** START Data for processing **

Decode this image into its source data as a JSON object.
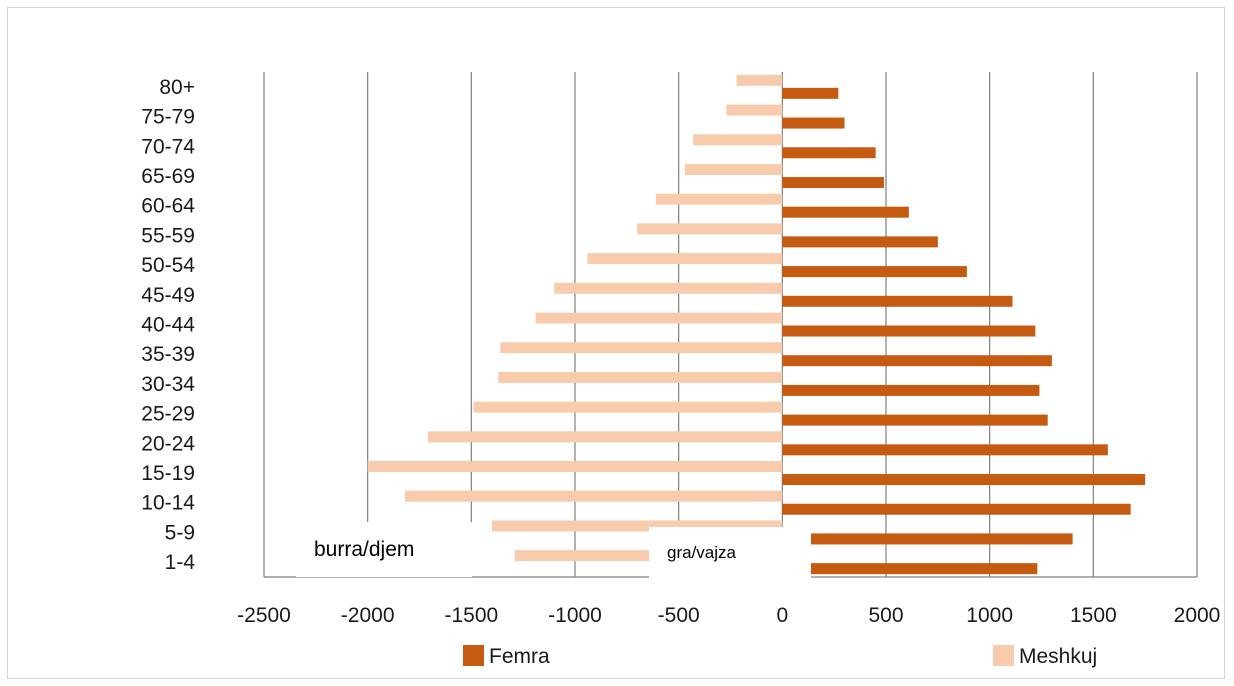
{
  "chart_data": {
    "type": "bar",
    "orientation": "horizontal",
    "layout": "population-pyramid",
    "categories": [
      "80+",
      "75-79",
      "70-74",
      "65-69",
      "60-64",
      "55-59",
      "50-54",
      "45-49",
      "40-44",
      "35-39",
      "30-34",
      "25-29",
      "20-24",
      "15-19",
      "10-14",
      "5-9",
      "1-4"
    ],
    "series": [
      {
        "name": "Femra",
        "color": "#c55a11",
        "values": [
          270,
          300,
          450,
          490,
          610,
          750,
          890,
          1110,
          1220,
          1300,
          1240,
          1280,
          1570,
          1750,
          1680,
          1400,
          1230
        ]
      },
      {
        "name": "Meshkuj",
        "color": "#f8cbad",
        "values": [
          -220,
          -270,
          -430,
          -470,
          -610,
          -700,
          -940,
          -1100,
          -1190,
          -1360,
          -1370,
          -1490,
          -1710,
          -2000,
          -1820,
          -1400,
          -1290
        ]
      }
    ],
    "xlim": [
      -2500,
      2000
    ],
    "xticks": [
      "-2500",
      "-2000",
      "-1500",
      "-1000",
      "-500",
      "0",
      "500",
      "1000",
      "1500",
      "2000"
    ],
    "grid": true,
    "legend": "bottom",
    "annotations": {
      "left": "burra/djem",
      "right": "gra/vajza"
    }
  }
}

** END Data for processing **

§ **Directions**:
Exactly reproduce each record, leaving out any pictures.

§ **Result for this exercise**:
Decode this image into its source data as a JSON object.
{
  "chart_data": {
    "type": "bar",
    "orientation": "horizontal",
    "layout": "population-pyramid",
    "categories": [
      "80+",
      "75-79",
      "70-74",
      "65-69",
      "60-64",
      "55-59",
      "50-54",
      "45-49",
      "40-44",
      "35-39",
      "30-34",
      "25-29",
      "20-24",
      "15-19",
      "10-14",
      "5-9",
      "1-4"
    ],
    "series": [
      {
        "name": "Femra",
        "color": "#c55a11",
        "values": [
          270,
          300,
          450,
          490,
          610,
          750,
          890,
          1110,
          1220,
          1300,
          1240,
          1280,
          1570,
          1750,
          1680,
          1400,
          1230
        ]
      },
      {
        "name": "Meshkuj",
        "color": "#f8cbad",
        "values": [
          -220,
          -270,
          -430,
          -470,
          -610,
          -700,
          -940,
          -1100,
          -1190,
          -1360,
          -1370,
          -1490,
          -1710,
          -2000,
          -1820,
          -1400,
          -1290
        ]
      }
    ],
    "xlim": [
      -2500,
      2000
    ],
    "xticks": [
      "-2500",
      "-2000",
      "-1500",
      "-1000",
      "-500",
      "0",
      "500",
      "1000",
      "1500",
      "2000"
    ],
    "grid": true,
    "legend": "bottom",
    "annotations": {
      "left": "burra/djem",
      "right": "gra/vajza"
    }
  }
}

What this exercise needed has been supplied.